Top of SELECTED PASSAGE

Each wave of technology – the mainframe, PCs and the cloud – had its own wave of ERP tools. With AI, the process of working with systems integrators and services consultants to spend months onboarding a new system could be cut to one-tenth the cost.
But companies are loath to rip out an ERP. Choosing one that doesn’t work can cost a business millions of dollars and a chief financial officer their job. So Doss’s challenge is to get a customer into a call like the one with Kahawa 1893. Then, it can run a live demo version of its solution with the customer’s information, making changes in real-time.
It’s a race-to-value that the startup has leaned into after studying data analytics startup Looker, another Tunguz portfolio company that was acquired by Google for $2.6 billion in 2020. “When you show someone this magical thing in front of their face that defies their expectations, they’ll say, ‘Okay, I need that, how do I get it?’” says Jones.

Bottom of SELECTED PASSAGE
Top of PROVIDED RECORDS

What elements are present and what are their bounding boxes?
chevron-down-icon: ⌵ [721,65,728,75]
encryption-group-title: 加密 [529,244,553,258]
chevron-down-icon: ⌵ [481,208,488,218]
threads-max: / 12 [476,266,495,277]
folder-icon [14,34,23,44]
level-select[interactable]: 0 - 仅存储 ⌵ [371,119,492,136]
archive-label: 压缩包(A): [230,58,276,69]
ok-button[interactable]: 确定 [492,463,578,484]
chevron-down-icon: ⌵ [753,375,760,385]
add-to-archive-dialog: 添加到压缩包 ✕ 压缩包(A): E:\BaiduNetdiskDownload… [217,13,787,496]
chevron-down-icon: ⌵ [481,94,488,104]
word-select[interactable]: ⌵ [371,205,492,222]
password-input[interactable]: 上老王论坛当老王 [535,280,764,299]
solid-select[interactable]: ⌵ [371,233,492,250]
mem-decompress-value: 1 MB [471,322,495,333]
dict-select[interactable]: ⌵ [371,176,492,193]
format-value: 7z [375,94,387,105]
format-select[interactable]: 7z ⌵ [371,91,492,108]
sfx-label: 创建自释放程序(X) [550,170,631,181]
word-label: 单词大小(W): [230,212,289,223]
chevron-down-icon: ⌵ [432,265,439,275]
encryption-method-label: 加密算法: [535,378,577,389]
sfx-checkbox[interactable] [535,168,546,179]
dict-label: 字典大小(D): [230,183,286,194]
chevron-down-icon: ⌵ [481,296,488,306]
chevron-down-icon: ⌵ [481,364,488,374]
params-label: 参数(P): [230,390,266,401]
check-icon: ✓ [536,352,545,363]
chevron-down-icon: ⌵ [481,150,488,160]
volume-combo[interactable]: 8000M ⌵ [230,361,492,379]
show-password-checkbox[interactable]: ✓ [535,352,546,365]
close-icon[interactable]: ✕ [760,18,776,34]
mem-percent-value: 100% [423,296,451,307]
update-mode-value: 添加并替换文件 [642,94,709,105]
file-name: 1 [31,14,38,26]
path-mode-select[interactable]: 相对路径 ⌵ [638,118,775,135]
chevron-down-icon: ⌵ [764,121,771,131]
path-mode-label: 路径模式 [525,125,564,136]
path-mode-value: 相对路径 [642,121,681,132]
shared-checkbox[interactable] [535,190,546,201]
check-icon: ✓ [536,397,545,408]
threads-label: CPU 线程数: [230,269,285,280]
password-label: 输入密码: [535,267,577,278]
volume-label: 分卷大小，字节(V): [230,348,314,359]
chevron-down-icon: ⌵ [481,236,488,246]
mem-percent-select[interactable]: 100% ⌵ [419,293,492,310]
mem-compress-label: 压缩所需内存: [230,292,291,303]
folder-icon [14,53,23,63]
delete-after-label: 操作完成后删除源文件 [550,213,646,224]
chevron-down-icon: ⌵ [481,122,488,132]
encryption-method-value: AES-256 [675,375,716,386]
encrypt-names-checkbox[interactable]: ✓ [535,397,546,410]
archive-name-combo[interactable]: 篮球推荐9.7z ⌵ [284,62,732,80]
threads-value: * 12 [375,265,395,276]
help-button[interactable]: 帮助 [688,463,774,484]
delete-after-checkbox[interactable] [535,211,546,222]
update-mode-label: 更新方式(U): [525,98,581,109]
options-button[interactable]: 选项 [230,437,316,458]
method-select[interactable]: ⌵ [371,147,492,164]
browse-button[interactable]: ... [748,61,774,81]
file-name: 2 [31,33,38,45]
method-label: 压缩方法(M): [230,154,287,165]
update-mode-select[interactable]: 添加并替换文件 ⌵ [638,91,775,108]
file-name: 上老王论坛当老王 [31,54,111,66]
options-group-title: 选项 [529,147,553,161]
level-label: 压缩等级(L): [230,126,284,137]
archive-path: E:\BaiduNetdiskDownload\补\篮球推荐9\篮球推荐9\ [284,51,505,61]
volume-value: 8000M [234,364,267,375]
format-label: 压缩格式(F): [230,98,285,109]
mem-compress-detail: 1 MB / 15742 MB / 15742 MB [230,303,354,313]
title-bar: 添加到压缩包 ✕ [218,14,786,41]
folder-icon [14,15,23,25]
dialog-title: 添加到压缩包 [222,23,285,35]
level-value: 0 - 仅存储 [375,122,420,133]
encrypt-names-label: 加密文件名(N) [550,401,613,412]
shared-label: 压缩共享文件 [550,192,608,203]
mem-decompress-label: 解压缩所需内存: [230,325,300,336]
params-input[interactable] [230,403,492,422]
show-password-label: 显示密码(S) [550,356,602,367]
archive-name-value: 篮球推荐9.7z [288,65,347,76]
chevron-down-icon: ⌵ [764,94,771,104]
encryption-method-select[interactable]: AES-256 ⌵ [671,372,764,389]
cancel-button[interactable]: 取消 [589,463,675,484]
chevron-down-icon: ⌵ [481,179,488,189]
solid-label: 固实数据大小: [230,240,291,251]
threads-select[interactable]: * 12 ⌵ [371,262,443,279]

Bottom of PROVIDED RECORDS

TASKS:
(a) Copy everything in the passage on Doss from "Each wave of" down to "one-tenth the cost.".
(b) Rewrite the paragraph of the passage on Doss that begins "But companies are loath" as a short bulleted list that keeps its main facts.

SOLUTION SET:
(a)
Each wave of technology – the mainframe, PCs and the cloud – had its own wave of ERP tools. With AI, the process of working with systems integrators and services consultants to spend months onboarding a new system could be cut to one-tenth the cost.

(b)
- Companies are reluctant to replace an ERP.
- Picking one that fails can cost a business millions of dollars and cost a chief financial officer their job.
- Doss's challenge is to get customers into a call like the one with Kahawa 1893.
- On that call, it can run a live demo of its solution using the customer's information and make changes in real time.